Written problem |
State the number of lines that contain "default", with no other text.

--- begin Information shown ---

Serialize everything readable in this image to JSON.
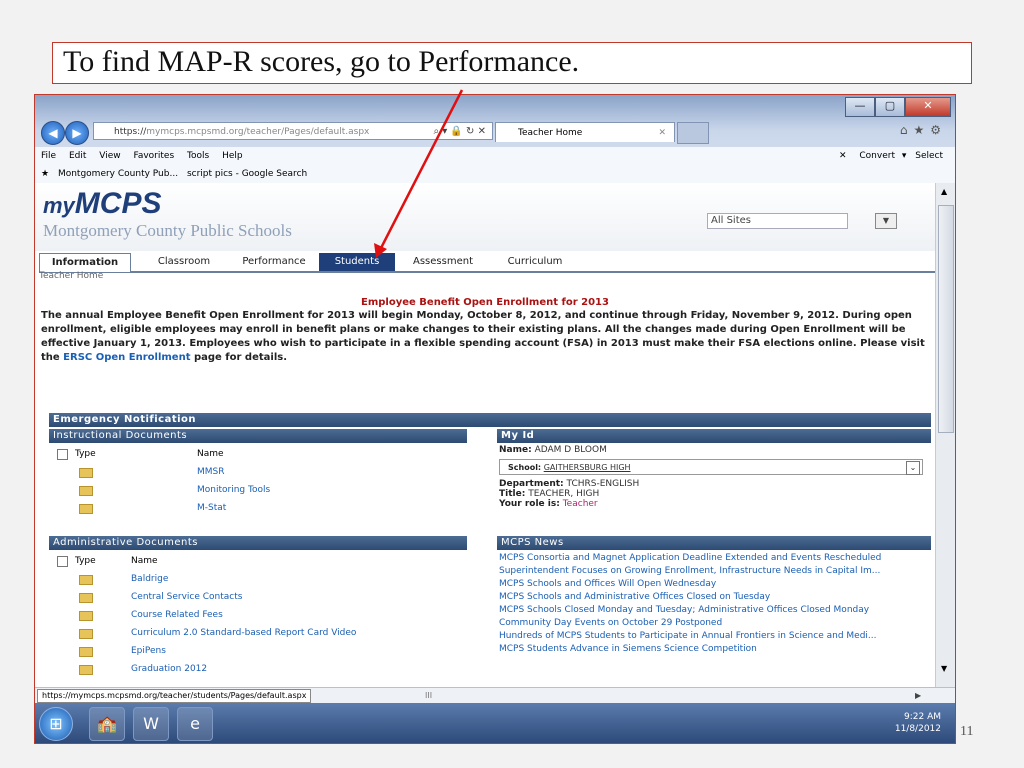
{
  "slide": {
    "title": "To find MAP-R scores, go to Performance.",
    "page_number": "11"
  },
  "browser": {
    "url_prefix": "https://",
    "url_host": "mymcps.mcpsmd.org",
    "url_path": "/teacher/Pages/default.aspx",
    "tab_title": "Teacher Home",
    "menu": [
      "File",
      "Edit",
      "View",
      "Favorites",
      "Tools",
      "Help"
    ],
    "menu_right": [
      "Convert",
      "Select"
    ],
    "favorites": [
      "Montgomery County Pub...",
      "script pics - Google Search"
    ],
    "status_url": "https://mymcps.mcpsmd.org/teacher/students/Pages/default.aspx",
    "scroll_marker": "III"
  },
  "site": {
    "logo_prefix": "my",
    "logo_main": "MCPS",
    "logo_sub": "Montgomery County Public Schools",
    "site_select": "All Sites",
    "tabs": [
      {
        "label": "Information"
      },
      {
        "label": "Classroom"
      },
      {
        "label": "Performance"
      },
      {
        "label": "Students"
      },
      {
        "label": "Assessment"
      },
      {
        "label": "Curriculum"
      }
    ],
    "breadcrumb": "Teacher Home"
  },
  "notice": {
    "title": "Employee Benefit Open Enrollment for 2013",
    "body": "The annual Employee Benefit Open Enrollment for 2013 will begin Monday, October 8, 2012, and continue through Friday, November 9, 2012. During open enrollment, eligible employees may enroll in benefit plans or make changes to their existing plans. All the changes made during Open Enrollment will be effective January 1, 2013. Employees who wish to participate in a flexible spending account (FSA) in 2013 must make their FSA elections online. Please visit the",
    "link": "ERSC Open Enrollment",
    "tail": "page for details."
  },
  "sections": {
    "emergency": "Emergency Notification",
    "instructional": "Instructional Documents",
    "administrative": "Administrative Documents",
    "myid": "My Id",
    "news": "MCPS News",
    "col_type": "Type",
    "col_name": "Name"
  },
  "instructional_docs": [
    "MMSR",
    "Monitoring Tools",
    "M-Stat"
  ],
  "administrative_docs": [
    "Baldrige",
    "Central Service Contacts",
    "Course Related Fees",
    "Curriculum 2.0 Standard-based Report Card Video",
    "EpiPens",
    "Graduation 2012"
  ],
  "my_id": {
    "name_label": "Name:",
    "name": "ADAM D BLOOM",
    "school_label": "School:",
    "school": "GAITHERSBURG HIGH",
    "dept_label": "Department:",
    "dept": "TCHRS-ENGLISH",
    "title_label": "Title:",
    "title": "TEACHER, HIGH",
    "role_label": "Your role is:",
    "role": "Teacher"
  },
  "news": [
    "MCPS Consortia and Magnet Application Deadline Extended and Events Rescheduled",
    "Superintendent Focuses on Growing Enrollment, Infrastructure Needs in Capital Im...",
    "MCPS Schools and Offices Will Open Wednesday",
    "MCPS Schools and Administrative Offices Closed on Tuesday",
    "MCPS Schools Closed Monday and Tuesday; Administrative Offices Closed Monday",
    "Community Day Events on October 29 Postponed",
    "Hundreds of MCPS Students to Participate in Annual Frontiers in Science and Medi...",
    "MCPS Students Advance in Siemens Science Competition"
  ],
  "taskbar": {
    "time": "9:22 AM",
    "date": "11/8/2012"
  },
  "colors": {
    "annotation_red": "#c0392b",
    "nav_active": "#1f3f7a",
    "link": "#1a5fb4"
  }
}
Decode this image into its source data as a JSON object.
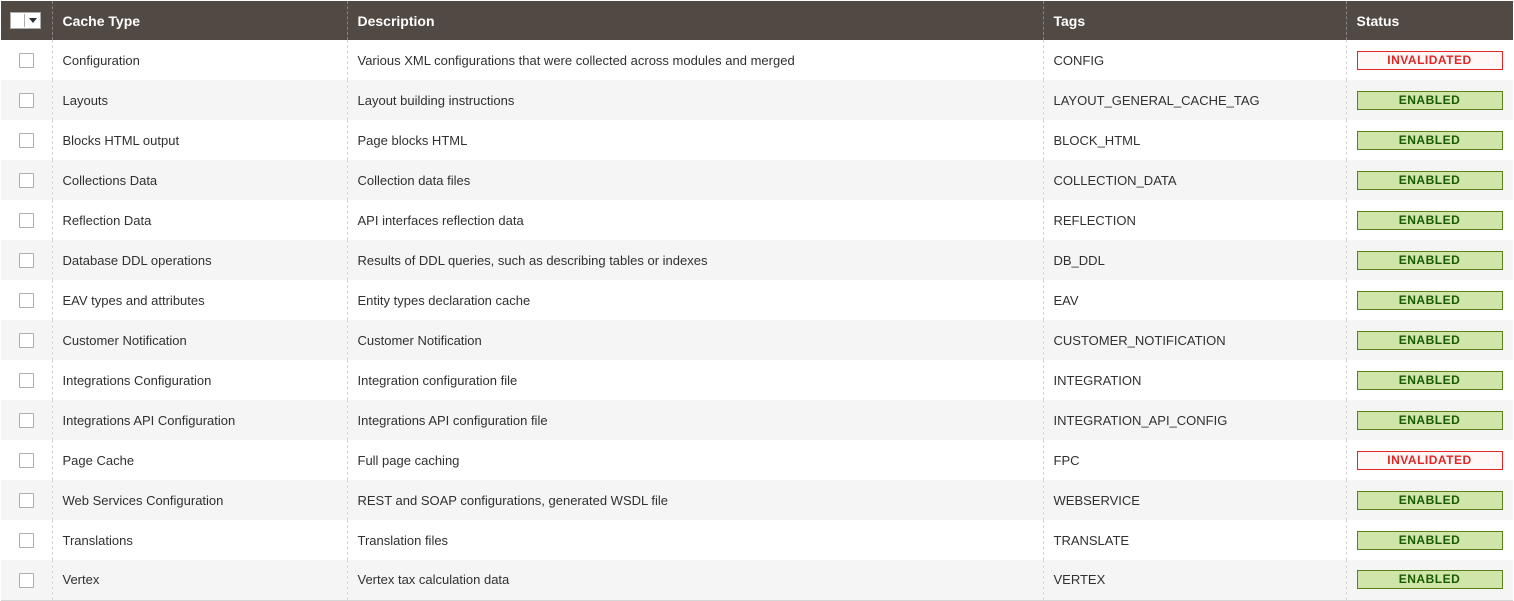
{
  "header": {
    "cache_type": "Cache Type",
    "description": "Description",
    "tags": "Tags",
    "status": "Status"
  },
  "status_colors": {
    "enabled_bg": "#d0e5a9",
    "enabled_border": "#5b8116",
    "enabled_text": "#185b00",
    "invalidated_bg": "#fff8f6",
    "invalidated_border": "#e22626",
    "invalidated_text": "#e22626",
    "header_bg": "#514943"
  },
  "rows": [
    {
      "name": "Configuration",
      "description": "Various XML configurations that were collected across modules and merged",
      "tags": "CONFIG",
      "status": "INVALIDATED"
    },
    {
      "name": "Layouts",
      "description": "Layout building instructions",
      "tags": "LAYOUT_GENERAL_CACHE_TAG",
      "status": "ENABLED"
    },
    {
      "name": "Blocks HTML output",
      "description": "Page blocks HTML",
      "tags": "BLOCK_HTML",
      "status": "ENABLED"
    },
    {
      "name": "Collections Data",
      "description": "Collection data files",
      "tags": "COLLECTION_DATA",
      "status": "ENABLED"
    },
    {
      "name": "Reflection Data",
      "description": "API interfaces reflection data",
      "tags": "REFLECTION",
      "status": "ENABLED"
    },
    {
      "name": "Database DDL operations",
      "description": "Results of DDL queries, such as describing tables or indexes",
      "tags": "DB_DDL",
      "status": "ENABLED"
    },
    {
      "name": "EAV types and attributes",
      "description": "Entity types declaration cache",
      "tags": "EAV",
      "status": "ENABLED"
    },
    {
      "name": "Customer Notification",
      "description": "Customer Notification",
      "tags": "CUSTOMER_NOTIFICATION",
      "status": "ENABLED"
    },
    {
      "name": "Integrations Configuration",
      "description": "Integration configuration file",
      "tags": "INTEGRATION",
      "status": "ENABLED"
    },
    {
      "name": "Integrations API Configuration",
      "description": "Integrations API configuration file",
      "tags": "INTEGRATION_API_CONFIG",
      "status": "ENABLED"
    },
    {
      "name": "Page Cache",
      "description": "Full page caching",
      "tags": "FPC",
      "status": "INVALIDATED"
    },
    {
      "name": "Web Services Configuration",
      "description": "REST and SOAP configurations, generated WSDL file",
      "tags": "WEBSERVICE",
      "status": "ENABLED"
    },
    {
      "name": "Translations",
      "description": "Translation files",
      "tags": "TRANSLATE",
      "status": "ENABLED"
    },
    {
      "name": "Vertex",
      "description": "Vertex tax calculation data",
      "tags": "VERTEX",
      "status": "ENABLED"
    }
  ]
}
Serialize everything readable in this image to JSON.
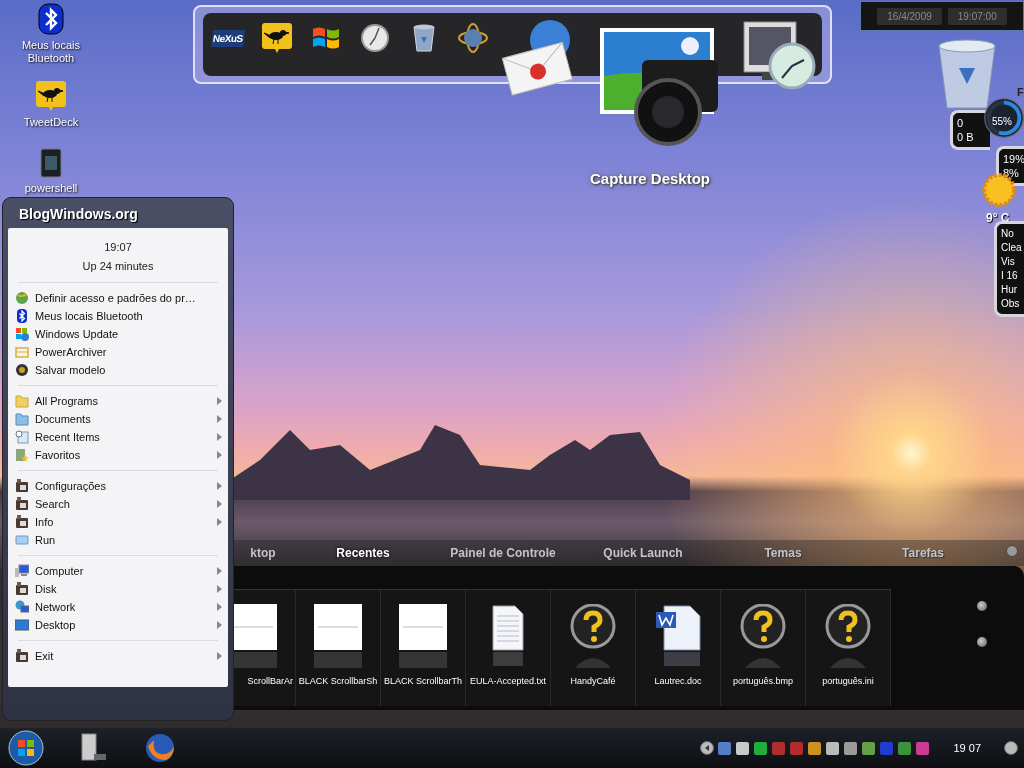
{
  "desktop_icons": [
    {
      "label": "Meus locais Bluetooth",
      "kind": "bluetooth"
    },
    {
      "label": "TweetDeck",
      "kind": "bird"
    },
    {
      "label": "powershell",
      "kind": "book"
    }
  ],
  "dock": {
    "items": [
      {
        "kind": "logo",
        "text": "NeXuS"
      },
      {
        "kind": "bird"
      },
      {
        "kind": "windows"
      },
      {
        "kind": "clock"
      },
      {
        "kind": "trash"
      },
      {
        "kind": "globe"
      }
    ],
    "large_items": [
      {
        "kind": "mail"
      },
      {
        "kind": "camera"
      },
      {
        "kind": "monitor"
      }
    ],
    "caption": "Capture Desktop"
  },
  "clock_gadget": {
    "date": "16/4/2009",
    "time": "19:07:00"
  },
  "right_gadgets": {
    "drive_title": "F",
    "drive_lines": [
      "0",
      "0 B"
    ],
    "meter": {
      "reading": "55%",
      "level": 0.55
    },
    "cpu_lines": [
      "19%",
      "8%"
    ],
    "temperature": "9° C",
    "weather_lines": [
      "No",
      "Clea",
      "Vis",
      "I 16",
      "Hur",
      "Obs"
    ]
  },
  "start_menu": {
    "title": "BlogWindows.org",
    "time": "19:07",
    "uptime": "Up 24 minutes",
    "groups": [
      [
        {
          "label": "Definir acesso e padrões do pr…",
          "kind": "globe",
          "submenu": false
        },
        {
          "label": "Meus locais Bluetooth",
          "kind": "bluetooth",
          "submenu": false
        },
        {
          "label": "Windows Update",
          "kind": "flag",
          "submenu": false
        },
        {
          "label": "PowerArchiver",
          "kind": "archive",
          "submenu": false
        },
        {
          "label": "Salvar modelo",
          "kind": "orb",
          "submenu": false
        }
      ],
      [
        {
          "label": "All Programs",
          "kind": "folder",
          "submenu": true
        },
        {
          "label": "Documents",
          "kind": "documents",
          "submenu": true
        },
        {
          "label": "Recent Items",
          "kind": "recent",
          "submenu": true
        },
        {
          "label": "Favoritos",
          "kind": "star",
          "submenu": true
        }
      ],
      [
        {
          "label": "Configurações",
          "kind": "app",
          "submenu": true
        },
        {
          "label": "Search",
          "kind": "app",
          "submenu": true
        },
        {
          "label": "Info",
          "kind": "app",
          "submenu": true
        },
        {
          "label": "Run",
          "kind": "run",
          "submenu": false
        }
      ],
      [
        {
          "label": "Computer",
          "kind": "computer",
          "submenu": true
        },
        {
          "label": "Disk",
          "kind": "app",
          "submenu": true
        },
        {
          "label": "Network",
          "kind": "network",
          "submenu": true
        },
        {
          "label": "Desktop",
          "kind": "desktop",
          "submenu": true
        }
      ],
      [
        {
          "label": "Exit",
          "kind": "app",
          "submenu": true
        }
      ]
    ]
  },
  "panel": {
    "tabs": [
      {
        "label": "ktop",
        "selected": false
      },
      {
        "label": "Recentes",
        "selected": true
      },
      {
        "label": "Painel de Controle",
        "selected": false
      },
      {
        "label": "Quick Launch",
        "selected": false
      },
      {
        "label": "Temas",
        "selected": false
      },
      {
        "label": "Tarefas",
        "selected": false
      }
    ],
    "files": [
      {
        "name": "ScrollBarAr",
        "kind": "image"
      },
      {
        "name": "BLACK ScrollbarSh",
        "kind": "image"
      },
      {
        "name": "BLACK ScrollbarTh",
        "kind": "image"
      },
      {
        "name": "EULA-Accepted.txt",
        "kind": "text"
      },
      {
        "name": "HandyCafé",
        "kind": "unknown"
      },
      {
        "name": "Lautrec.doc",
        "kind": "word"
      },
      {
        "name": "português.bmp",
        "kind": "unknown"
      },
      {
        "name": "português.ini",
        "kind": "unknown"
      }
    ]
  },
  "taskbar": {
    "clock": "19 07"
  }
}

--- end Information shown ---

Result of this exercise |
2